◆ Short exercise ◆
The entries below should be transcribed in their entirety, exactly as written.

◆ Data to process ◆
──────
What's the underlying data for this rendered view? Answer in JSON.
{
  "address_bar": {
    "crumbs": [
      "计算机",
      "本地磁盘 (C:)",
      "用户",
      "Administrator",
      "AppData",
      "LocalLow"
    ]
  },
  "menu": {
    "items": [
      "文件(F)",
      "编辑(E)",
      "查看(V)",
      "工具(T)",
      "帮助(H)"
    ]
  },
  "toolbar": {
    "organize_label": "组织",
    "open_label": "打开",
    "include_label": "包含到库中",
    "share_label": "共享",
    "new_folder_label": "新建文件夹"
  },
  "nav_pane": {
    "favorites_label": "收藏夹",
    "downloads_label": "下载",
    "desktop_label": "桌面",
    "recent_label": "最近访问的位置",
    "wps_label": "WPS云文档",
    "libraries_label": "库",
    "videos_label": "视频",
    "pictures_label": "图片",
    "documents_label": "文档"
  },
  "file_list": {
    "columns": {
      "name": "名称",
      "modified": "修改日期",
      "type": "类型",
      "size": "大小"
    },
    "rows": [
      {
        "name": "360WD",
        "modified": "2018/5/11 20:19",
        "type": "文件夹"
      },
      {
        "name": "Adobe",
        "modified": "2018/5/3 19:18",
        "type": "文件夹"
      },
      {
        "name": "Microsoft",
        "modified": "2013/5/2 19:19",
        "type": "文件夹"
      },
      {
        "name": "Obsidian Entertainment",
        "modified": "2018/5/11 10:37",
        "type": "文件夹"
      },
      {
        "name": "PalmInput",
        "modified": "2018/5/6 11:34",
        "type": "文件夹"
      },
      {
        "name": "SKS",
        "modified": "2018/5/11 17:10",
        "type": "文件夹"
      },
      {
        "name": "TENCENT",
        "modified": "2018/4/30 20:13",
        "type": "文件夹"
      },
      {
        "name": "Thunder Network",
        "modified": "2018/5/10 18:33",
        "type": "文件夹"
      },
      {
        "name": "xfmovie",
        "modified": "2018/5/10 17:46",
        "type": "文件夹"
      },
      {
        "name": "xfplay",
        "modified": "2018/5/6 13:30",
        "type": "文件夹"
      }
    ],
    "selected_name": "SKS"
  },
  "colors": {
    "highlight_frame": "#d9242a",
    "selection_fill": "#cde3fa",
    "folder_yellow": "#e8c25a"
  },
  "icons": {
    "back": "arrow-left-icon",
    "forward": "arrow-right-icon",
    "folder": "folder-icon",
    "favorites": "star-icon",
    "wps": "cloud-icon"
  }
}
──────
◆ Output ◆
What's the underlying data for this rendered view? Answer in JSON.
{
  "address_bar": {
    "crumbs": [
      "计算机",
      "本地磁盘 (C:)",
      "用户",
      "Administrator",
      "AppData",
      "LocalLow"
    ]
  },
  "menu": {
    "items": [
      "文件(F)",
      "编辑(E)",
      "查看(V)",
      "工具(T)",
      "帮助(H)"
    ]
  },
  "toolbar": {
    "organize_label": "组织",
    "open_label": "打开",
    "include_label": "包含到库中",
    "share_label": "共享",
    "new_folder_label": "新建文件夹"
  },
  "nav_pane": {
    "favorites_label": "收藏夹",
    "downloads_label": "下载",
    "desktop_label": "桌面",
    "recent_label": "最近访问的位置",
    "wps_label": "WPS云文档",
    "libraries_label": "库",
    "videos_label": "视频",
    "pictures_label": "图片",
    "documents_label": "文档"
  },
  "file_list": {
    "columns": {
      "name": "名称",
      "modified": "修改日期",
      "type": "类型",
      "size": "大小"
    },
    "rows": [
      {
        "name": "360WD",
        "modified": "2018/5/11 20:19",
        "type": "文件夹"
      },
      {
        "name": "Adobe",
        "modified": "2018/5/3 19:18",
        "type": "文件夹"
      },
      {
        "name": "Microsoft",
        "modified": "2013/5/2 19:19",
        "type": "文件夹"
      },
      {
        "name": "Obsidian Entertainment",
        "modified": "2018/5/11 10:37",
        "type": "文件夹"
      },
      {
        "name": "PalmInput",
        "modified": "2018/5/6 11:34",
        "type": "文件夹"
      },
      {
        "name": "SKS",
        "modified": "2018/5/11 17:10",
        "type": "文件夹"
      },
      {
        "name": "TENCENT",
        "modified": "2018/4/30 20:13",
        "type": "文件夹"
      },
      {
        "name": "Thunder Network",
        "modified": "2018/5/10 18:33",
        "type": "文件夹"
      },
      {
        "name": "xfmovie",
        "modified": "2018/5/10 17:46",
        "type": "文件夹"
      },
      {
        "name": "xfplay",
        "modified": "2018/5/6 13:30",
        "type": "文件夹"
      }
    ],
    "selected_name": "SKS"
  },
  "colors": {
    "highlight_frame": "#d9242a",
    "selection_fill": "#cde3fa",
    "folder_yellow": "#e8c25a"
  },
  "icons": {
    "back": "arrow-left-icon",
    "forward": "arrow-right-icon",
    "folder": "folder-icon",
    "favorites": "star-icon",
    "wps": "cloud-icon"
  }
}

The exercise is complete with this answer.